Extracted records -

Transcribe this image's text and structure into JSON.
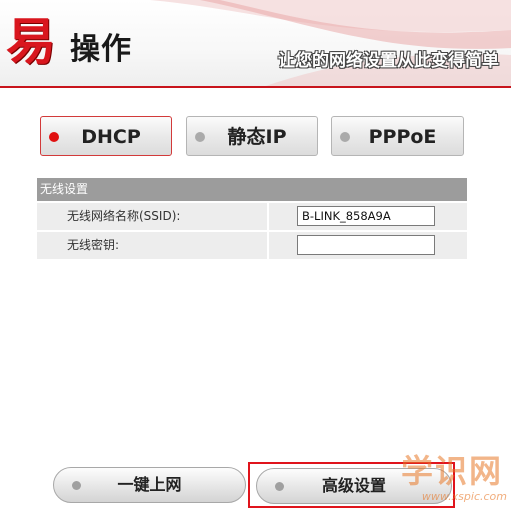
{
  "header": {
    "logo_char": "易",
    "logo_text": "操作",
    "slogan": "让您的网络设置从此变得简单"
  },
  "modes": [
    {
      "label": "DHCP",
      "active": true
    },
    {
      "label": "静态IP",
      "active": false
    },
    {
      "label": "PPPoE",
      "active": false
    }
  ],
  "wireless": {
    "section_title": "无线设置",
    "ssid_label": "无线网络名称(SSID):",
    "ssid_value": "B-LINK_858A9A",
    "key_label": "无线密钥:",
    "key_value": ""
  },
  "footer": {
    "one_click_label": "一键上网",
    "advanced_label": "高级设置"
  },
  "watermark": {
    "chars": "学识网",
    "url": "www.xspic.com"
  },
  "colors": {
    "brand_red": "#d9161e",
    "active_dot": "#e01010",
    "section_header_bg": "#9c9c9c"
  }
}
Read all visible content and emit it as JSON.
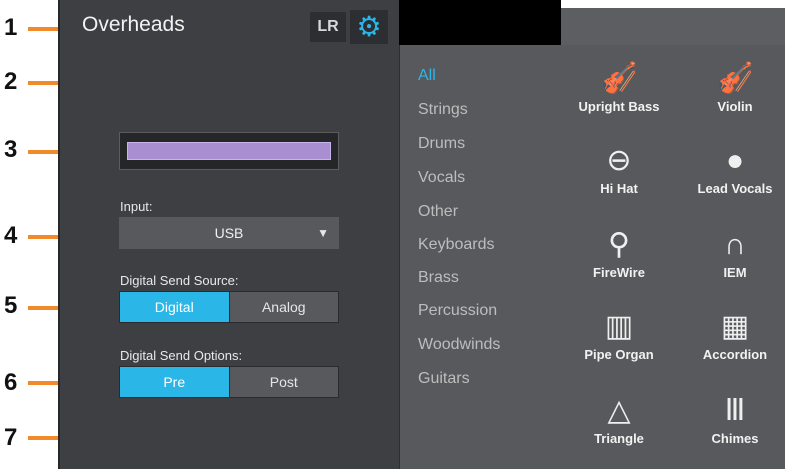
{
  "callouts": [
    "1",
    "2",
    "3",
    "4",
    "5",
    "6",
    "7"
  ],
  "header": {
    "title": "Overheads",
    "lr_label": "LR",
    "gear_icon": "gear-icon"
  },
  "input": {
    "label": "Input:",
    "value": "USB"
  },
  "send_source": {
    "label": "Digital Send Source:",
    "options": [
      "Digital",
      "Analog"
    ],
    "selected": "Digital"
  },
  "send_options": {
    "label": "Digital Send Options:",
    "options": [
      "Pre",
      "Post"
    ],
    "selected": "Pre"
  },
  "categories": [
    "All",
    "Strings",
    "Drums",
    "Vocals",
    "Other",
    "Keyboards",
    "Brass",
    "Percussion",
    "Woodwinds",
    "Guitars"
  ],
  "selected_category": "All",
  "instruments": [
    {
      "name": "Upright Bass",
      "icon": "upright-bass-icon"
    },
    {
      "name": "Violin",
      "icon": "violin-icon"
    },
    {
      "name": "Hi Hat",
      "icon": "hi-hat-icon"
    },
    {
      "name": "Lead Vocals",
      "icon": "lead-vocals-icon"
    },
    {
      "name": "FireWire",
      "icon": "firewire-icon"
    },
    {
      "name": "IEM",
      "icon": "headphones-icon"
    },
    {
      "name": "Pipe Organ",
      "icon": "pipe-organ-icon"
    },
    {
      "name": "Accordion",
      "icon": "accordion-icon"
    },
    {
      "name": "Triangle",
      "icon": "triangle-icon"
    },
    {
      "name": "Chimes",
      "icon": "chimes-icon"
    }
  ],
  "colors": {
    "accent": "#2bb6e8",
    "callout": "#f08a2a",
    "swatch": "#a98fd2"
  }
}
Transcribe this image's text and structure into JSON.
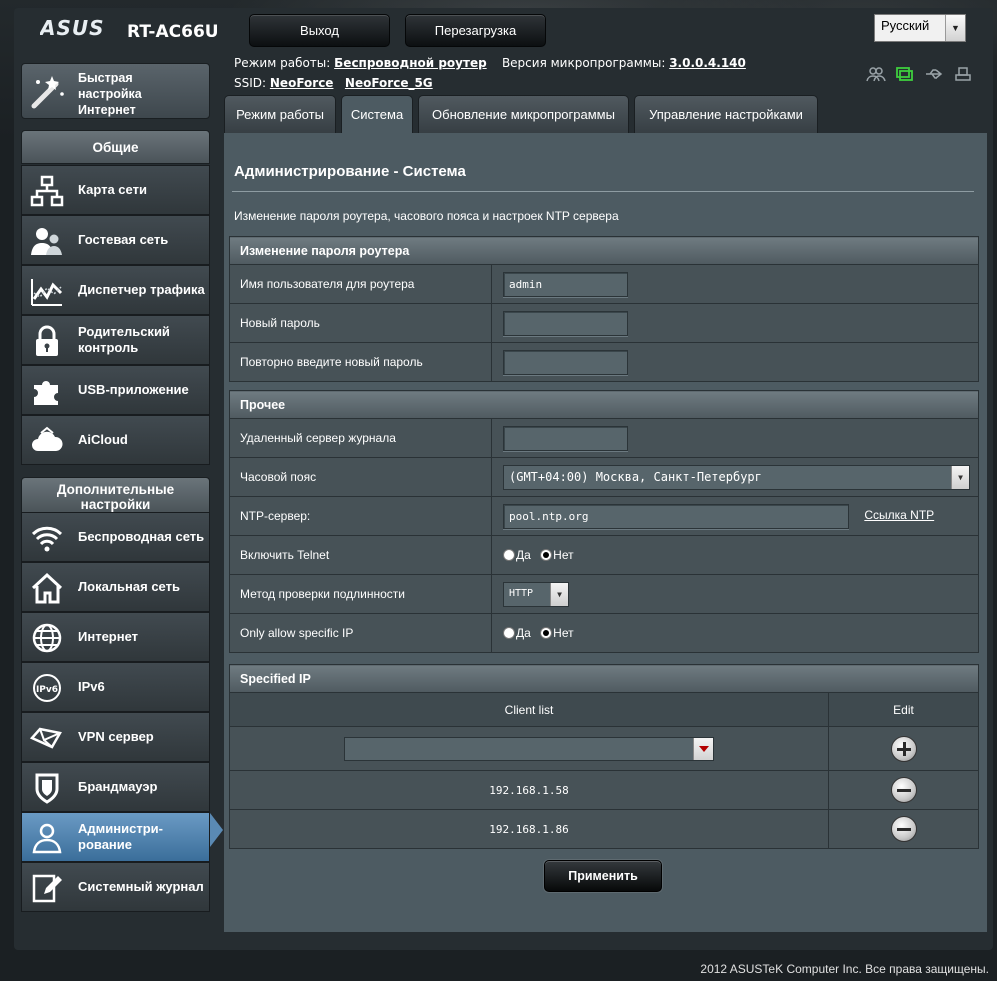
{
  "header": {
    "logo": "/ISUS",
    "model": "RT-AC66U",
    "logout_label": "Выход",
    "reboot_label": "Перезагрузка",
    "language": "Русский"
  },
  "info": {
    "mode_label": "Режим работы:",
    "mode_value": "Беспроводной роутер",
    "fw_label": "Версия микропрограммы:",
    "fw_value": "3.0.0.4.140",
    "ssid_label": "SSID:",
    "ssid_1": "NeoForce",
    "ssid_2": "NeoForce_5G"
  },
  "sidebar": {
    "quick_setup": "Быстрая настройка Интернет",
    "general_title": "Общие",
    "general_items": [
      {
        "label": "Карта сети"
      },
      {
        "label": "Гостевая сеть"
      },
      {
        "label": "Диспетчер трафика"
      },
      {
        "label": "Родительский контроль"
      },
      {
        "label": "USB-приложение"
      },
      {
        "label": "AiCloud"
      }
    ],
    "advanced_title": "Дополнительные настройки",
    "advanced_items": [
      {
        "label": "Беспроводная сеть"
      },
      {
        "label": "Локальная сеть"
      },
      {
        "label": "Интернет"
      },
      {
        "label": "IPv6"
      },
      {
        "label": "VPN сервер"
      },
      {
        "label": "Брандмауэр"
      },
      {
        "label": "Администри-рование"
      },
      {
        "label": "Системный журнал"
      }
    ]
  },
  "tabs": [
    {
      "label": "Режим работы"
    },
    {
      "label": "Система"
    },
    {
      "label": "Обновление микропрограммы"
    },
    {
      "label": "Управление настройками"
    }
  ],
  "main": {
    "title": "Администрирование - Система",
    "description": "Изменение пароля роутера, часового пояса и настроек NTP сервера",
    "password_section": {
      "title": "Изменение пароля роутера",
      "username_label": "Имя пользователя для роутера",
      "username_value": "admin",
      "new_password_label": "Новый пароль",
      "repeat_password_label": "Повторно введите новый пароль"
    },
    "misc_section": {
      "title": "Прочее",
      "log_server_label": "Удаленный сервер журнала",
      "timezone_label": "Часовой пояс",
      "timezone_value": "(GMT+04:00) Москва, Санкт-Петербург",
      "ntp_label": "NTP-сервер:",
      "ntp_value": "pool.ntp.org",
      "ntp_link": "Ссылка NTP",
      "telnet_label": "Включить Telnet",
      "yes": "Да",
      "no": "Нет",
      "auth_label": "Метод проверки подлинности",
      "auth_value": "HTTP",
      "specific_ip_label": "Only allow specific IP"
    },
    "specified_ip": {
      "title": "Specified IP",
      "col_client": "Client list",
      "col_edit": "Edit",
      "rows": [
        "192.168.1.58",
        "192.168.1.86"
      ]
    },
    "apply_label": "Применить"
  },
  "footer": "2012 ASUSTeK Computer Inc. Все права защищены."
}
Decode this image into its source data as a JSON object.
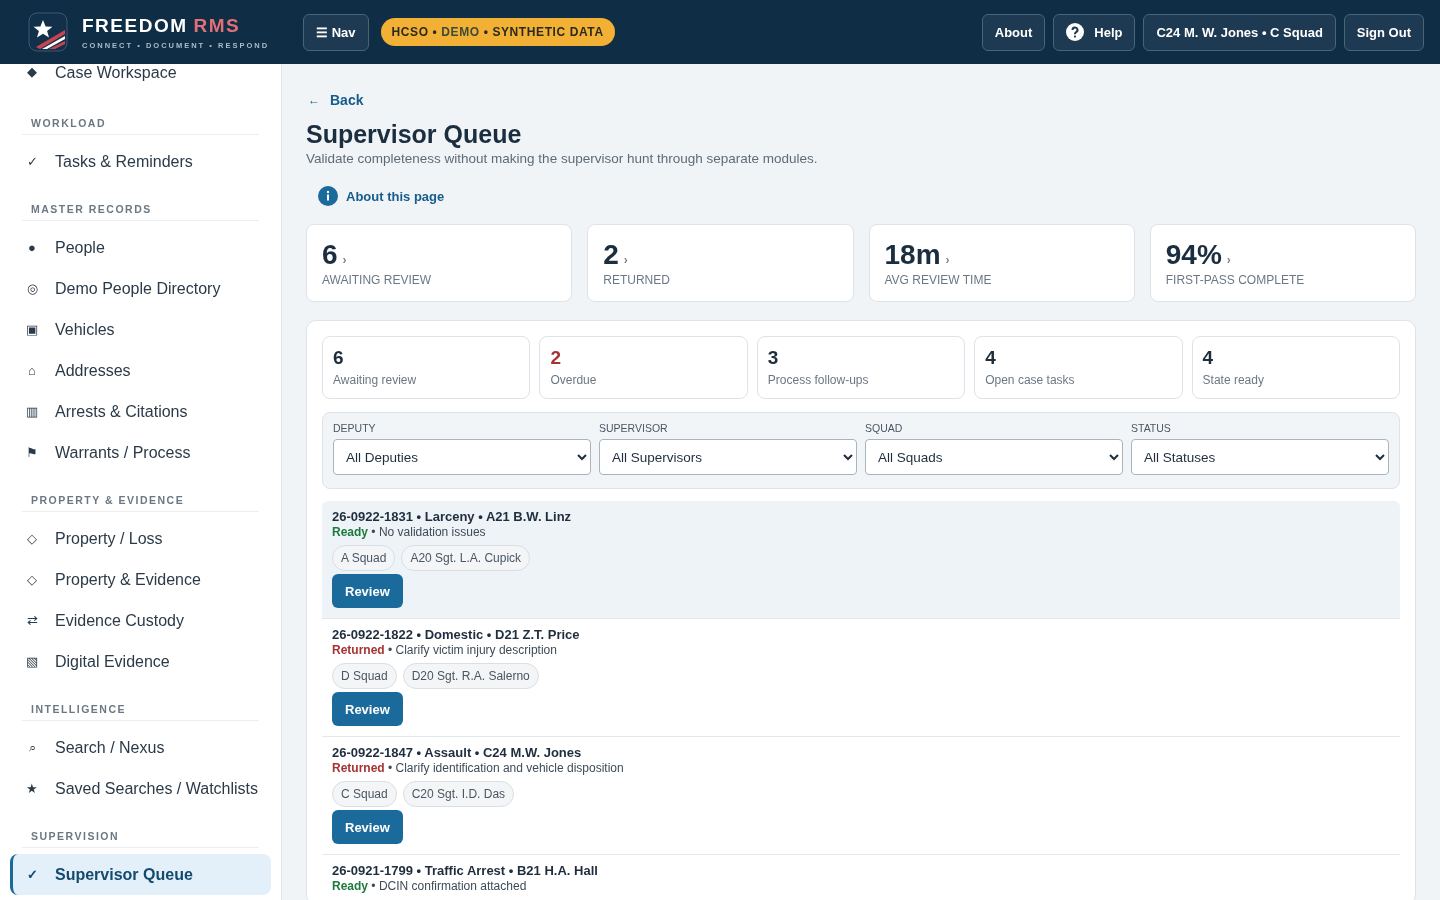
{
  "header": {
    "brand": "FREEDOM",
    "brand_accent": "RMS",
    "tagline": "CONNECT • DOCUMENT • RESPOND",
    "nav_button": "☰ Nav",
    "badge": {
      "parts": [
        "HCSO • ",
        "DEMO",
        " • SYNTHETIC DATA"
      ]
    },
    "buttons": [
      {
        "label": "About",
        "kind": "plain"
      },
      {
        "label": "Help",
        "kind": "help"
      },
      {
        "label": "C24 M. W. Jones • C Squad",
        "kind": "plain"
      },
      {
        "label": "Sign Out",
        "kind": "plain"
      }
    ]
  },
  "sidebar": {
    "sections": [
      {
        "items": [
          {
            "icon": "◆",
            "label": "Case Workspace",
            "selected": false
          }
        ]
      },
      {
        "title": "WORKLOAD",
        "items": [
          {
            "icon": "✓",
            "label": "Tasks & Reminders",
            "selected": false
          }
        ]
      },
      {
        "title": "MASTER RECORDS",
        "items": [
          {
            "icon": "●",
            "label": "People",
            "selected": false
          },
          {
            "icon": "◎",
            "label": "Demo People Directory",
            "selected": false
          },
          {
            "icon": "▣",
            "label": "Vehicles",
            "selected": false
          },
          {
            "icon": "⌂",
            "label": "Addresses",
            "selected": false
          },
          {
            "icon": "▥",
            "label": "Arrests & Citations",
            "selected": false
          },
          {
            "icon": "⚑",
            "label": "Warrants / Process",
            "selected": false
          }
        ]
      },
      {
        "title": "PROPERTY & EVIDENCE",
        "items": [
          {
            "icon": "◇",
            "label": "Property / Loss",
            "selected": false
          },
          {
            "icon": "◇",
            "label": "Property & Evidence",
            "selected": false
          },
          {
            "icon": "⇄",
            "label": "Evidence Custody",
            "selected": false
          },
          {
            "icon": "▧",
            "label": "Digital Evidence",
            "selected": false
          }
        ]
      },
      {
        "title": "INTELLIGENCE",
        "items": [
          {
            "icon": "⌕",
            "label": "Search / Nexus",
            "selected": false
          },
          {
            "icon": "★",
            "label": "Saved Searches / Watchlists",
            "selected": false
          }
        ]
      },
      {
        "title": "SUPERVISION",
        "items": [
          {
            "icon": "✓",
            "label": "Supervisor Queue",
            "selected": true
          }
        ]
      }
    ]
  },
  "page": {
    "back": "Back",
    "arrow": "←",
    "title": "Supervisor Queue",
    "subtitle": "Validate completeness without making the supervisor hunt through separate modules.",
    "about": "About this page"
  },
  "kpis": [
    {
      "value": "6",
      "chevron": "›",
      "label": "AWAITING REVIEW"
    },
    {
      "value": "2",
      "chevron": "›",
      "label": "RETURNED"
    },
    {
      "value": "18m",
      "chevron": "›",
      "label": "AVG REVIEW TIME"
    },
    {
      "value": "94%",
      "chevron": "›",
      "label": "FIRST-PASS COMPLETE"
    }
  ],
  "summary": [
    {
      "value": "6",
      "label": "Awaiting review",
      "kind": "normal"
    },
    {
      "value": "2",
      "label": "Overdue",
      "kind": "alert"
    },
    {
      "value": "3",
      "label": "Process follow-ups",
      "kind": "normal"
    },
    {
      "value": "4",
      "label": "Open case tasks",
      "kind": "normal"
    },
    {
      "value": "4",
      "label": "State ready",
      "kind": "normal"
    }
  ],
  "filters": [
    {
      "label": "DEPUTY",
      "value": "All Deputies"
    },
    {
      "label": "SUPERVISOR",
      "value": "All Supervisors"
    },
    {
      "label": "SQUAD",
      "value": "All Squads"
    },
    {
      "label": "STATUS",
      "value": "All Statuses"
    }
  ],
  "queue": [
    {
      "title": "26-0922-1831 • Larceny • A21 B.W. Linz",
      "status": {
        "label": "Ready",
        "color": "#1d7a3d"
      },
      "note": " • No validation issues",
      "tags": [
        "A Squad",
        "A20 Sgt. L.A. Cupick"
      ],
      "action": "Review",
      "selected": true
    },
    {
      "title": "26-0922-1822 • Domestic • D21 Z.T. Price",
      "status": {
        "label": "Returned",
        "color": "#a83232"
      },
      "note": " • Clarify victim injury description",
      "tags": [
        "D Squad",
        "D20 Sgt. R.A. Salerno"
      ],
      "action": "Review",
      "selected": false
    },
    {
      "title": "26-0922-1847 • Assault • C24 M.W. Jones",
      "status": {
        "label": "Returned",
        "color": "#a83232"
      },
      "note": " • Clarify identification and vehicle disposition",
      "tags": [
        "C Squad",
        "C20 Sgt. I.D. Das"
      ],
      "action": "Review",
      "selected": false
    },
    {
      "title": "26-0921-1799 • Traffic Arrest • B21 H.A. Hall",
      "status": {
        "label": "Ready",
        "color": "#1d7a3d"
      },
      "note": " • DCIN confirmation attached",
      "selected": false
    }
  ]
}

Brief -
Locate all lines holding the word "JSON", then copy them out.

Finished exercise -
Transcribe this image's text and structure into JSON.
Read all visible content and emit it as JSON.
Transcribe this image's text and structure into JSON.
Decode this image into its source data as a JSON object.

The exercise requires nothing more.